[Dataset items]
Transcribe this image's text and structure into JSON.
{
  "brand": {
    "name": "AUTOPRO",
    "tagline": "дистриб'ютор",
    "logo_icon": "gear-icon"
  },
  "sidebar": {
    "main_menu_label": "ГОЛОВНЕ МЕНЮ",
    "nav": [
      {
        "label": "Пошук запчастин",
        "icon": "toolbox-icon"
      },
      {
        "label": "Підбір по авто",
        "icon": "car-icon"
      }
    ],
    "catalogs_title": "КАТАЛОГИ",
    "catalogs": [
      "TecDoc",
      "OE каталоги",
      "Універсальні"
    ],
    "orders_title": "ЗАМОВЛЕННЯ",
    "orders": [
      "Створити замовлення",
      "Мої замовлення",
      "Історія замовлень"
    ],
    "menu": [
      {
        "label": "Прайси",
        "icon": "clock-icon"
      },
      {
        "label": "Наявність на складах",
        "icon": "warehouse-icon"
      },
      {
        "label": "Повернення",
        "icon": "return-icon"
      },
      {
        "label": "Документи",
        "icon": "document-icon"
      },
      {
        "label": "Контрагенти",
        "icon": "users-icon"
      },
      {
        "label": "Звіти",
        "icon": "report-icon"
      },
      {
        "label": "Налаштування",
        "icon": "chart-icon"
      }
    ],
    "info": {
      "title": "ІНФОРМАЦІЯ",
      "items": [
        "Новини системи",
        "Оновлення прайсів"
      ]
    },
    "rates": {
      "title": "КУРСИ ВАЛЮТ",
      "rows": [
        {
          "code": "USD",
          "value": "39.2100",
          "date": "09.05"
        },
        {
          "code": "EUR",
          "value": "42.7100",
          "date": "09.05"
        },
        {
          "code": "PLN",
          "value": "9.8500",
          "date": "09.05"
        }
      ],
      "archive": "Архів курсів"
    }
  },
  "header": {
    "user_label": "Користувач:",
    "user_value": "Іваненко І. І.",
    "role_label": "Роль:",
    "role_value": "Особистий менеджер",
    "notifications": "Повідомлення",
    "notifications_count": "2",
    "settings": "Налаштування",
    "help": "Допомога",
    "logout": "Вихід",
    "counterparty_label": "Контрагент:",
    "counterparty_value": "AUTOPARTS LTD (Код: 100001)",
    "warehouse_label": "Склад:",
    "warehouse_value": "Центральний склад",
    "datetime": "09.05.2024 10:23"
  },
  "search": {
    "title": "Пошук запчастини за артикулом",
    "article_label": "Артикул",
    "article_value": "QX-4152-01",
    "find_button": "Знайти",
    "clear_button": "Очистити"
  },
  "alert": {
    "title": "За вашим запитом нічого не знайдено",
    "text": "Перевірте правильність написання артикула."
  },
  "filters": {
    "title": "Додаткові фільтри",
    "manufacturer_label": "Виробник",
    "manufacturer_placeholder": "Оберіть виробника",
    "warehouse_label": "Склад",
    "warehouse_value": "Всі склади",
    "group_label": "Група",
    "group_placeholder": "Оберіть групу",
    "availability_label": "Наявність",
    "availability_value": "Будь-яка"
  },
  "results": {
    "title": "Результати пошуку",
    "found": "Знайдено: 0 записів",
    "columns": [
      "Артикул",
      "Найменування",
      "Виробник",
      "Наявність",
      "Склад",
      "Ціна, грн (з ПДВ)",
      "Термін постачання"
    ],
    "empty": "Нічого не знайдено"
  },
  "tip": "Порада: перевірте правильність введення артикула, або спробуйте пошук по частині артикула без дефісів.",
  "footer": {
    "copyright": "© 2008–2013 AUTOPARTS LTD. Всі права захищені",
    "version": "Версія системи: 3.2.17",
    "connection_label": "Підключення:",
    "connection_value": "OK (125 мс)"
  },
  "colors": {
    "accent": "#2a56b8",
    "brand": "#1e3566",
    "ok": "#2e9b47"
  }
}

→ Job
Return each line with "AUTOPARTS".

→ Written solution
    "counterparty_value": "AUTOPARTS LTD (Код: 100001)",
    "copyright": "© 2008–2013 AUTOPARTS LTD. Всі права захищені",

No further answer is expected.